TEXT PASSAGE →

- - -

Greg next time get a dump and you can use VS to debug it back on your own 
machine.  The AV could be something as simple as de-referencing a null.

Merge something like this into the registry 
https://github.com/dotnet/project-system/blob/main/docs/repo/content/AlwaysSaveDevEnvCrashDumps.reg
  just swapping for your own process if you can do that on Azure. If you can't 
merge keys, launch with procdump.exe.

And I'm not just saying this because I work on VS, but Visual Studio's dump 
debugging  is very good - nothing better. For managed code it's even more 
amazing - I use it literally every day to debug dumps.

From: mike smith via ozdotnet <ozdotnet@ozdotnet.com>
Sent: Friday, September 1, 2023 12:02 PM
To: ozDotNet <ozdotnet@ozdotnet.com>
Cc: mike smith <meski...@gmail.com>
Subject: Re: A real C++ vs C# story

Back then C++ wasn't so complex.  The STL was in the process of being 
developed.  Pentiums were state of the art

On Fri, 1 Sept 2023, 10:57 Greg Keogh via ozdotnet, 
<ozdotnet@ozdotnet.com<mailto:ozdotnet@ozdotnet.com>> wrote:
I have never understood the fixation with C++ unless you're in the business of 
writing kernels, device drivers, embedded systems, etc.

The library we're phasing out was started around 1997, so you can throw the 
authors a bone because the world was very different back then. Your main 
choices were C/C++, VB and Java.

I stand by my opinion that C++ is the most absurdly complex and idiotic 
language in contemporary use. Ooops! I made a judgement.

- - -

DATA EXCERPTS →
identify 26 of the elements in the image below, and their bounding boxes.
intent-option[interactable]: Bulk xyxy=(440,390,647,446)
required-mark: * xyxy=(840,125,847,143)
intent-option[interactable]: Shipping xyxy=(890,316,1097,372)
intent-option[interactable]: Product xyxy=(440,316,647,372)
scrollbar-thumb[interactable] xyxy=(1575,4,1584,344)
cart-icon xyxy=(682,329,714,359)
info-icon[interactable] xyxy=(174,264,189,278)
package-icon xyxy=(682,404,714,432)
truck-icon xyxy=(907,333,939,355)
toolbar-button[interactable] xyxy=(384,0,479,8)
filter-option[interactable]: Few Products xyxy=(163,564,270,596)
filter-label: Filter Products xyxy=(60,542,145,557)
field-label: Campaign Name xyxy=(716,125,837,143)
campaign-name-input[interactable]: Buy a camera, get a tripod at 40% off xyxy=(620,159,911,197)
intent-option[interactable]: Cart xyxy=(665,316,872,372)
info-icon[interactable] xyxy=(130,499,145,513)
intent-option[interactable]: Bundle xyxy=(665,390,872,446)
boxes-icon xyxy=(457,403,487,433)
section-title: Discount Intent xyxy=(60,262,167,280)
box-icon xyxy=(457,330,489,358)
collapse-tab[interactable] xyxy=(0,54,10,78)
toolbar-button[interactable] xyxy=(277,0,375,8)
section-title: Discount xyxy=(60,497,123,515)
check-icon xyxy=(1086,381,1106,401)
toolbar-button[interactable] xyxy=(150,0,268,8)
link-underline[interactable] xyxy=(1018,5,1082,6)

- - -

REQUIRED TASKS →
1. Answer these questions about the email thread, one line each:
(a) What should be used to launch the process if registry keys can't be merged?
(b) Around what year was the library being phased out started?
(c) According to mike smith, what was state of the art back then?
2. Please quote the email thread word for word, from "And I'm not" to "to debug dumps.".

YOUR WRITTEN ANSWERS →
1.
(a) procdump.exe
(b) Around 1997
(c) Pentiums

2.
And I'm not just saying this because I work on VS, but Visual Studio's dump 
debugging  is very good - nothing better. For managed code it's even more 
amazing - I use it literally every day to debug dumps.